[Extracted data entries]

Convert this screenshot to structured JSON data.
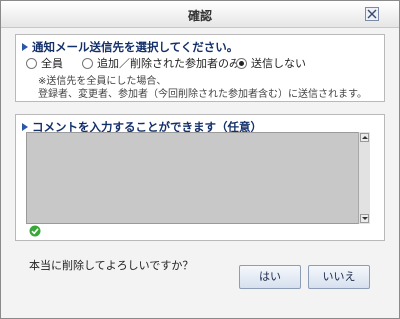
{
  "dialog": {
    "title": "確認",
    "close_icon": "close-icon"
  },
  "notify": {
    "heading": "通知メール送信先を選択してください。",
    "options": [
      {
        "label": "全員",
        "checked": false
      },
      {
        "label": "追加／削除された参加者のみ",
        "checked": false
      },
      {
        "label": "送信しない",
        "checked": true
      }
    ],
    "note_line1": "※送信先を全員にした場合、",
    "note_line2": "登録者、変更者、参加者（今回削除された参加者含む）に送信されます。"
  },
  "comment": {
    "heading": "コメントを入力することができます（任意）",
    "value": ""
  },
  "status_icon": "check-circle-icon",
  "confirm": {
    "question": "本当に削除してよろしいですか？",
    "yes_label": "はい",
    "no_label": "いいえ"
  },
  "colors": {
    "heading": "#14306a",
    "bullet": "#2a55a8",
    "comment_bg": "#c8c8c8",
    "status_green": "#3aa53a"
  }
}
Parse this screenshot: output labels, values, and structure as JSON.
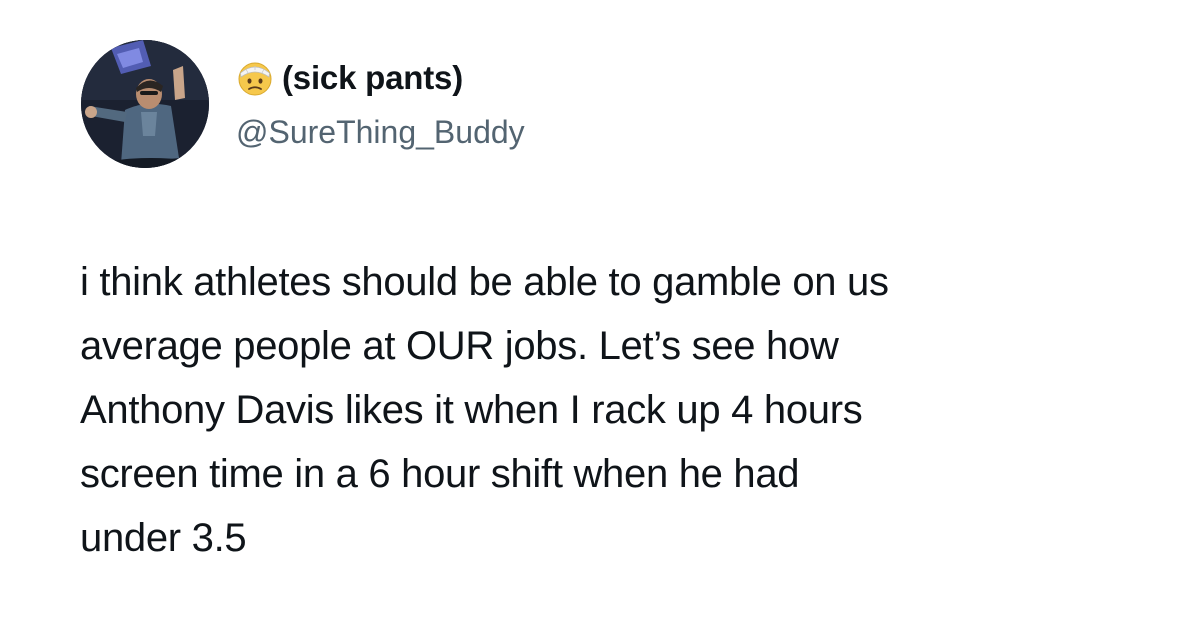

» Work to be completed: Scan the records above for the string "icon", then select every line that holds it.

» Task response:
    "close_icon": "close-icon"
  "status_icon": "check-circle-icon",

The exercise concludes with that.